◆ Exercise
Locate and copy all lines bearing the word "Designer".

>> Start

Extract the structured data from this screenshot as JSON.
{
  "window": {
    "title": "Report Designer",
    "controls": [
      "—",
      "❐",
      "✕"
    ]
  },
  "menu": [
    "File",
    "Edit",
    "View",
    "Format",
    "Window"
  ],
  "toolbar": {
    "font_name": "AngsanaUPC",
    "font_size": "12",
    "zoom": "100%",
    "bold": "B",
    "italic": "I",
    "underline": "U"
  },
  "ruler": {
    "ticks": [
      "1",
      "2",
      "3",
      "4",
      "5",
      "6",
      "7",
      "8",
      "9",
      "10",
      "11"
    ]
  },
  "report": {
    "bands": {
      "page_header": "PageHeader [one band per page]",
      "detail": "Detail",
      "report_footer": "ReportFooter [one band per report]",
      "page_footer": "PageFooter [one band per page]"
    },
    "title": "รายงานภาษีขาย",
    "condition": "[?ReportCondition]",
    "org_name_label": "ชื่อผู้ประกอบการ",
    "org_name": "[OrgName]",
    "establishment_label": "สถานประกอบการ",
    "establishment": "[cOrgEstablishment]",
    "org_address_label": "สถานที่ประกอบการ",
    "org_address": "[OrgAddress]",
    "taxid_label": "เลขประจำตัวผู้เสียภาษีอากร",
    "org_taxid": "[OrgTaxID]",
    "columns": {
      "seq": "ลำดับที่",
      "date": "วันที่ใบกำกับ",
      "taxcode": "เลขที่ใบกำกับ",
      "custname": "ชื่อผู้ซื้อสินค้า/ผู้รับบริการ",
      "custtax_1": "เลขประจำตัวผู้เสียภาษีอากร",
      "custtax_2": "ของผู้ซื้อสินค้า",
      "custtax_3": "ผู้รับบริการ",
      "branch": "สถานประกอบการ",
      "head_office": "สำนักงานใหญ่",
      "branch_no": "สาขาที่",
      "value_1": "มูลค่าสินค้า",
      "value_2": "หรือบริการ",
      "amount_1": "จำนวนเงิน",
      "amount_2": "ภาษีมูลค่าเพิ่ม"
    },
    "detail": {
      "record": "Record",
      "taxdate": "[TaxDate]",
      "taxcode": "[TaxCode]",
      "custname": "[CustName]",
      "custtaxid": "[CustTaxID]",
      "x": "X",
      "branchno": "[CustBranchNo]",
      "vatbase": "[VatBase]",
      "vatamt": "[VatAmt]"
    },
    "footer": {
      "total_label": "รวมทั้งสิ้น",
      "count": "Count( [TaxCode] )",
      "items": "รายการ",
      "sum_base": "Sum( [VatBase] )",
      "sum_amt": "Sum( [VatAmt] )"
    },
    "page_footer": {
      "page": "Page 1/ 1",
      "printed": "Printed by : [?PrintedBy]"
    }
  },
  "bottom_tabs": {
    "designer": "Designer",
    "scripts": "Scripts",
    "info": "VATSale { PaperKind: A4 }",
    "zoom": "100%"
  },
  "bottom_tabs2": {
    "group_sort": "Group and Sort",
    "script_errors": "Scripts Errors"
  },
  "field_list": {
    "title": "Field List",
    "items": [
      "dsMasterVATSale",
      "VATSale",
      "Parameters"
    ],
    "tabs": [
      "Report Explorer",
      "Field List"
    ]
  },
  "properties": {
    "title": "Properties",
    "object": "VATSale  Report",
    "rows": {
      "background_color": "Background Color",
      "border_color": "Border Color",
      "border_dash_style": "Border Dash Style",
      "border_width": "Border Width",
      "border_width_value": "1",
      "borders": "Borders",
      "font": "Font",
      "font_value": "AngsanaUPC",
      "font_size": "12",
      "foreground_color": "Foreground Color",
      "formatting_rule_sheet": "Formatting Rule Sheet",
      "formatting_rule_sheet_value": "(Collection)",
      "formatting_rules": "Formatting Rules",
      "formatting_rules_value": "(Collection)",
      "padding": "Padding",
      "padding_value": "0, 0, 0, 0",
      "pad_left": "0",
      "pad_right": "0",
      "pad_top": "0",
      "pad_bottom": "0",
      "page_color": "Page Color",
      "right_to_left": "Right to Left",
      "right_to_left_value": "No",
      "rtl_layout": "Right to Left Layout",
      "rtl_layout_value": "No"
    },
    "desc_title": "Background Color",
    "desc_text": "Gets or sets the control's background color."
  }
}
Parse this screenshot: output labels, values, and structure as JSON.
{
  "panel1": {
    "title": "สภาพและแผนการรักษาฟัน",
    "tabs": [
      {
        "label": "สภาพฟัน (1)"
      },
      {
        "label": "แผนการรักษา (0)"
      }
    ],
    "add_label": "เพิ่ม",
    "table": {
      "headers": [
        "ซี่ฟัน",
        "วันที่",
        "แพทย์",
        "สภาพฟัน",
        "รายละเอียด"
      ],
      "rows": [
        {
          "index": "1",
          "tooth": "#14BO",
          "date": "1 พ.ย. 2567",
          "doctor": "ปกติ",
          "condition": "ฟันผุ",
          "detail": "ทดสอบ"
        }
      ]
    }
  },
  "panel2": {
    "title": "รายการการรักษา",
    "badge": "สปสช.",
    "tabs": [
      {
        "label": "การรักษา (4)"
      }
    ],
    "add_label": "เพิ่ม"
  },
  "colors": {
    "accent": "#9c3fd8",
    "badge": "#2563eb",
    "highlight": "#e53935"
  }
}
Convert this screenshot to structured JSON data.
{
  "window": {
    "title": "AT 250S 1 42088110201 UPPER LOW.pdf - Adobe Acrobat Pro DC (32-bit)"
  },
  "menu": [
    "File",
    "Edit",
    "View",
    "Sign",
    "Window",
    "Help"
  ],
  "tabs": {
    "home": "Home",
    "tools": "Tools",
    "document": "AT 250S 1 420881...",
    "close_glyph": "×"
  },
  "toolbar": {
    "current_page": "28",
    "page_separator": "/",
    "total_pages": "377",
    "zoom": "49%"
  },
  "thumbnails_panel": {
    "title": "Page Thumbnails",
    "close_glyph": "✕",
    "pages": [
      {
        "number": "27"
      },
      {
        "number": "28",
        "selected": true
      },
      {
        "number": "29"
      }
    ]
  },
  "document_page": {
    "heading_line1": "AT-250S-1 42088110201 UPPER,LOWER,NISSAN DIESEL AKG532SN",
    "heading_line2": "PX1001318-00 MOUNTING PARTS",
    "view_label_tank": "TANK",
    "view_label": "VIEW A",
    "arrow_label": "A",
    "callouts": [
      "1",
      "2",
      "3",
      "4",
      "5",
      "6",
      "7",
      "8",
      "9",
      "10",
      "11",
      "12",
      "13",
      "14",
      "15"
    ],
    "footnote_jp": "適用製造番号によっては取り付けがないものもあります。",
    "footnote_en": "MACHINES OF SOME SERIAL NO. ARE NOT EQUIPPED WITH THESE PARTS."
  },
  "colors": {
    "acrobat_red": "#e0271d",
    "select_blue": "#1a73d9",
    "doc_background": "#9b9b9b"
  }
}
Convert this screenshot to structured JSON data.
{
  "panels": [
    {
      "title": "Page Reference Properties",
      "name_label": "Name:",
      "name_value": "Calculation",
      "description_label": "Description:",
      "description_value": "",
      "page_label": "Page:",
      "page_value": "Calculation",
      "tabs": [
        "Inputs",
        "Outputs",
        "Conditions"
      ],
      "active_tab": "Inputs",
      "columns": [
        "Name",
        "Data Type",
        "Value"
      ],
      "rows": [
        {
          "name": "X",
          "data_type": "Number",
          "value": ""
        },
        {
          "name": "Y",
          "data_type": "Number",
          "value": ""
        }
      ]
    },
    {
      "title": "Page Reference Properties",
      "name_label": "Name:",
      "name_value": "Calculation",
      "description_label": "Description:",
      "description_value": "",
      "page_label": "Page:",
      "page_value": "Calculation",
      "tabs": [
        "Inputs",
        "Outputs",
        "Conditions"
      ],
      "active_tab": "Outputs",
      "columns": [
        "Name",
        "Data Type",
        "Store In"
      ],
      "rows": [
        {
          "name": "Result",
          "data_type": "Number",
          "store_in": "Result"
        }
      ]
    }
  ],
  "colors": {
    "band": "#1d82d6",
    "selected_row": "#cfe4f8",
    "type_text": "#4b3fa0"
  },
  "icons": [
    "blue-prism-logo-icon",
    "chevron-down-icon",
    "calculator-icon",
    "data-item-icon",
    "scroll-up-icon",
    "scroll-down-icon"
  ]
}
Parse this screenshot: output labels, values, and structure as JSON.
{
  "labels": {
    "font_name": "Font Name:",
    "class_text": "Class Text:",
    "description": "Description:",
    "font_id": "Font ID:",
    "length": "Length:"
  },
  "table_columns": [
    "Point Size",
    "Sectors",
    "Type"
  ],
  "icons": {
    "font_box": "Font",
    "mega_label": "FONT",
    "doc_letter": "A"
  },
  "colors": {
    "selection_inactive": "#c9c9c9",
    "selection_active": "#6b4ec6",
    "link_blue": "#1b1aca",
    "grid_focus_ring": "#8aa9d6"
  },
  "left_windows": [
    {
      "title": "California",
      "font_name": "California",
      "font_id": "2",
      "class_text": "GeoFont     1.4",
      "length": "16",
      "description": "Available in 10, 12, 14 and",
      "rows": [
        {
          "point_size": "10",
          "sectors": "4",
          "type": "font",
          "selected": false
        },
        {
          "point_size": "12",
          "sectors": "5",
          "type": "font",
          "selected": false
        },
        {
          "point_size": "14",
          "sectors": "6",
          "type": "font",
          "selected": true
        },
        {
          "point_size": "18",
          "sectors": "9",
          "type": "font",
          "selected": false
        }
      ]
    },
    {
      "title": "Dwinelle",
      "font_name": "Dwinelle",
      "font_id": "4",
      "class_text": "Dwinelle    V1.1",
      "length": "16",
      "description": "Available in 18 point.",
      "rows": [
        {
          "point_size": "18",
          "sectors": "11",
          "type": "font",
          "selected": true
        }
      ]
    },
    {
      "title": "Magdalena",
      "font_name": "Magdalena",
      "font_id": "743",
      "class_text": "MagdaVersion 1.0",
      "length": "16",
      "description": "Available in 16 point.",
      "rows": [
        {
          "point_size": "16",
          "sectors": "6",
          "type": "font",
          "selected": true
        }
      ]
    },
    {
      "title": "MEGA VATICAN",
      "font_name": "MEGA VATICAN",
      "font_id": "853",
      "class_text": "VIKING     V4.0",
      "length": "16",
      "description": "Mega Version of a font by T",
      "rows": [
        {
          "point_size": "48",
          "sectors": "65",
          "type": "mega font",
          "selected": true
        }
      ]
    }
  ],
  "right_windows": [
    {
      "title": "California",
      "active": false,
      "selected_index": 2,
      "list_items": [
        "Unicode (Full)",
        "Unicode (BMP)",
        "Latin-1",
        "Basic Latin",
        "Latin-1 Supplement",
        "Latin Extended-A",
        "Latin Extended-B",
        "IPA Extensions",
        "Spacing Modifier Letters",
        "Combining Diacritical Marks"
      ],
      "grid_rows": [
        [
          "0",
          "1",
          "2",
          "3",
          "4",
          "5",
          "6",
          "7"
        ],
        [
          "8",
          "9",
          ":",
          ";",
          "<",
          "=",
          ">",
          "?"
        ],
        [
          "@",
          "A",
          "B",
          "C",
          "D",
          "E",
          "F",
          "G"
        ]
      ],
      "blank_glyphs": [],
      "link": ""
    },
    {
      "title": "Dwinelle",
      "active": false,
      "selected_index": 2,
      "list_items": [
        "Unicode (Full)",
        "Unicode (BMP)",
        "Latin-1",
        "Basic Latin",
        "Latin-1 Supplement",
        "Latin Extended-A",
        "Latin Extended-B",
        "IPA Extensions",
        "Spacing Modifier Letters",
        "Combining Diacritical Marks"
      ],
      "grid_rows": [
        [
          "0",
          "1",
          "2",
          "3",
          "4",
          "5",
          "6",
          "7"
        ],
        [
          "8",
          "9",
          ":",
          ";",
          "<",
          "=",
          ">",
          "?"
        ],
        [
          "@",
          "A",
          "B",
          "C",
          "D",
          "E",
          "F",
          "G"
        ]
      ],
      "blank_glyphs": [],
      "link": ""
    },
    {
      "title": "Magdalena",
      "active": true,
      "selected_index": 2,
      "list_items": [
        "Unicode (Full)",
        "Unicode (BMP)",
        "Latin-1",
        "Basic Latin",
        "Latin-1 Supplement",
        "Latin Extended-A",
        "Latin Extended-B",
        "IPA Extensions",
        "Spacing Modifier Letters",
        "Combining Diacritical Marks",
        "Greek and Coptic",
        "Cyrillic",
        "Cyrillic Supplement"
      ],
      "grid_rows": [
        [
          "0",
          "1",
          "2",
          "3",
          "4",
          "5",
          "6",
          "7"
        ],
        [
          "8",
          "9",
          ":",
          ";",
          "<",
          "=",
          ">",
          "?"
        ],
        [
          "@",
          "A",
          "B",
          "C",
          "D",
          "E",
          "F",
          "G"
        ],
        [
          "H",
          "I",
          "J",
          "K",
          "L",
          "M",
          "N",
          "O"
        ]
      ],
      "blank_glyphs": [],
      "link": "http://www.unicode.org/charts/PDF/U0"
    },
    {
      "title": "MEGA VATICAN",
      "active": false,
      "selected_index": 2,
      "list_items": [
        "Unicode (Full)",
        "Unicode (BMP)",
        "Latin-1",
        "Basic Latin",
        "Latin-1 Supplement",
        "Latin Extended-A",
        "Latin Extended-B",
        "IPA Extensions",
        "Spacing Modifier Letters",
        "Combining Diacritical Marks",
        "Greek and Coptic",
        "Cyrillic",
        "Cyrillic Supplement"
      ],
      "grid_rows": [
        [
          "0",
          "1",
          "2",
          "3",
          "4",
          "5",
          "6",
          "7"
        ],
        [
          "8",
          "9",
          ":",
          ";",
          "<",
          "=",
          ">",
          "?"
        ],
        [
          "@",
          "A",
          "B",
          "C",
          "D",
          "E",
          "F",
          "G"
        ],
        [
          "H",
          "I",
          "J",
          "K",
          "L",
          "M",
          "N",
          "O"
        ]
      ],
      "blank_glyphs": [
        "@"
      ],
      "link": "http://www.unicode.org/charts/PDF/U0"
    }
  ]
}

>> End

◆ Solution for this problem
    "title": "Report Designer",
    "designer": "Designer",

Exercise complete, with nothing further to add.